* **Given task**: Please print the listing below word for word, leaving out the pictures.

** Begin Dataset excerpts **

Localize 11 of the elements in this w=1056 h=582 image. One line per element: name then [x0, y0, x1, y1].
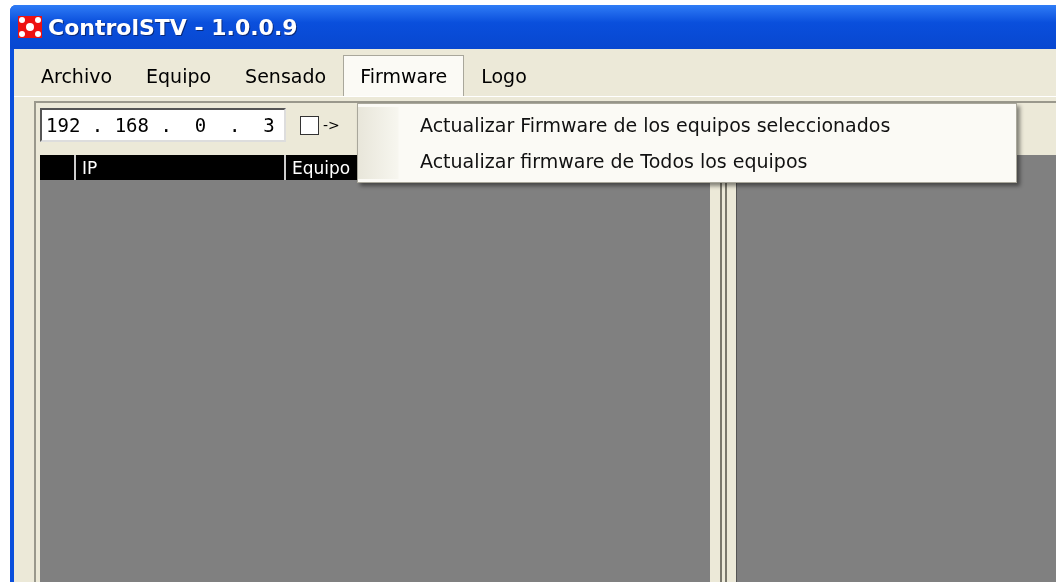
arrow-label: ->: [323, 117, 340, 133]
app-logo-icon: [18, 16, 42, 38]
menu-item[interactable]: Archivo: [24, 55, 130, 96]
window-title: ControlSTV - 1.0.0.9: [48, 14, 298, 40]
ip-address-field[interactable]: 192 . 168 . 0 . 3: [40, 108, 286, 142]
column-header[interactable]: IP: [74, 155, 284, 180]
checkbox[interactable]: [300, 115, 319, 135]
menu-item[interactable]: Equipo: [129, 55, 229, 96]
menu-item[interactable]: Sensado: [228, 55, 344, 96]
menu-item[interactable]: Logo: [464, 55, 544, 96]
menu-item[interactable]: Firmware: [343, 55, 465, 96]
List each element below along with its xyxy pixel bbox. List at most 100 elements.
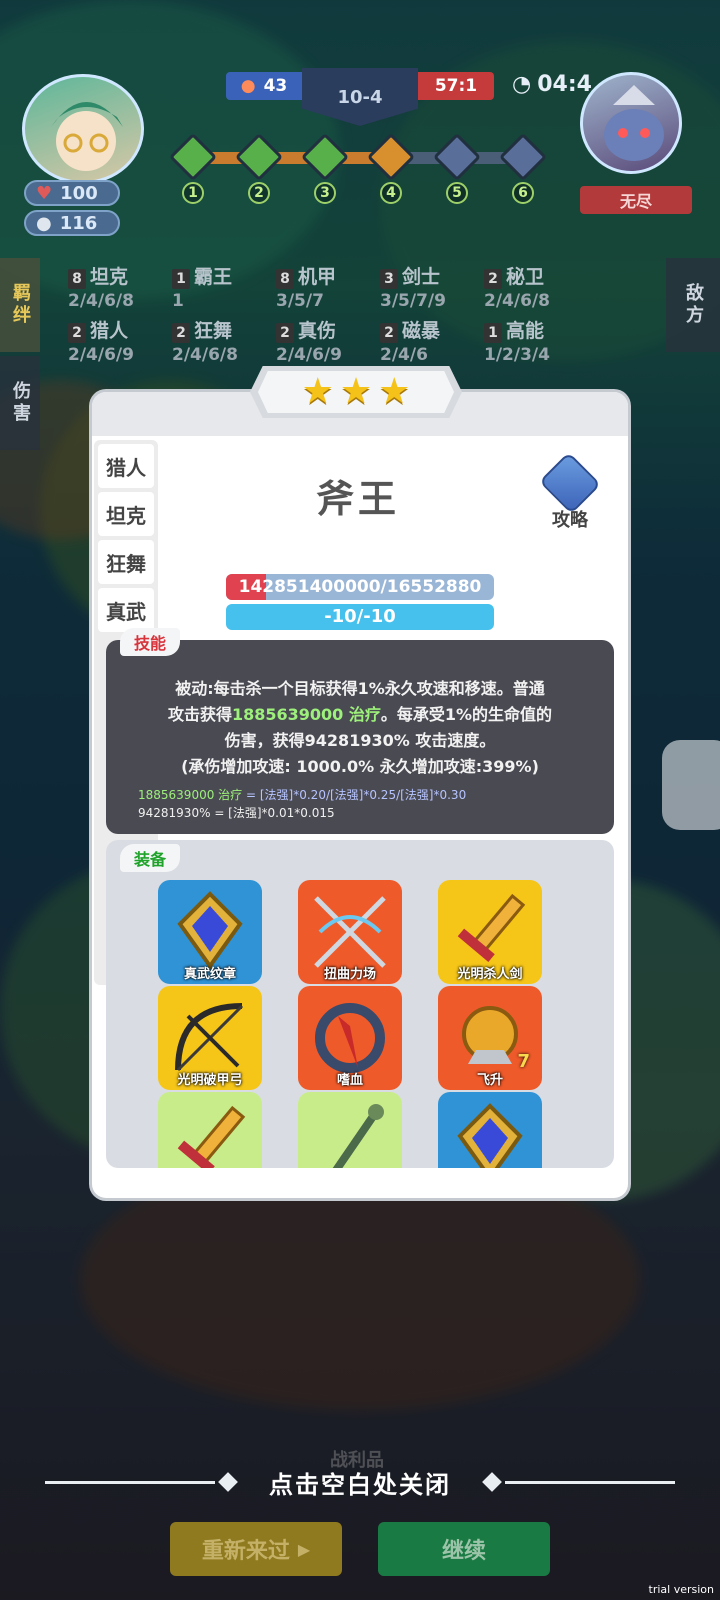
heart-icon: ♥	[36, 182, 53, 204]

** End Dataset excerpts **

* **Full response**:
Localize 11 of the elements in this w=1056 h=582 image. One line per element: name then [x0, y0, x1, y1].
arrow-label: ->: [323, 117, 340, 133]
app-logo-icon: [18, 16, 42, 38]
menu-item[interactable]: Archivo: [24, 55, 130, 96]
window-title: ControlSTV - 1.0.0.9: [48, 14, 298, 40]
ip-address-field[interactable]: 192 . 168 . 0 . 3: [40, 108, 286, 142]
column-header[interactable]: IP: [74, 155, 284, 180]
checkbox[interactable]: [300, 115, 319, 135]
menu-item[interactable]: Equipo: [129, 55, 229, 96]
menu-item[interactable]: Sensado: [228, 55, 344, 96]
menu-item[interactable]: Logo: [464, 55, 544, 96]
menu-item[interactable]: Firmware: [343, 55, 465, 96]
List each element below along with its xyxy pixel bbox. List at most 100 elements.
heart-icon: ♥	[36, 182, 53, 204]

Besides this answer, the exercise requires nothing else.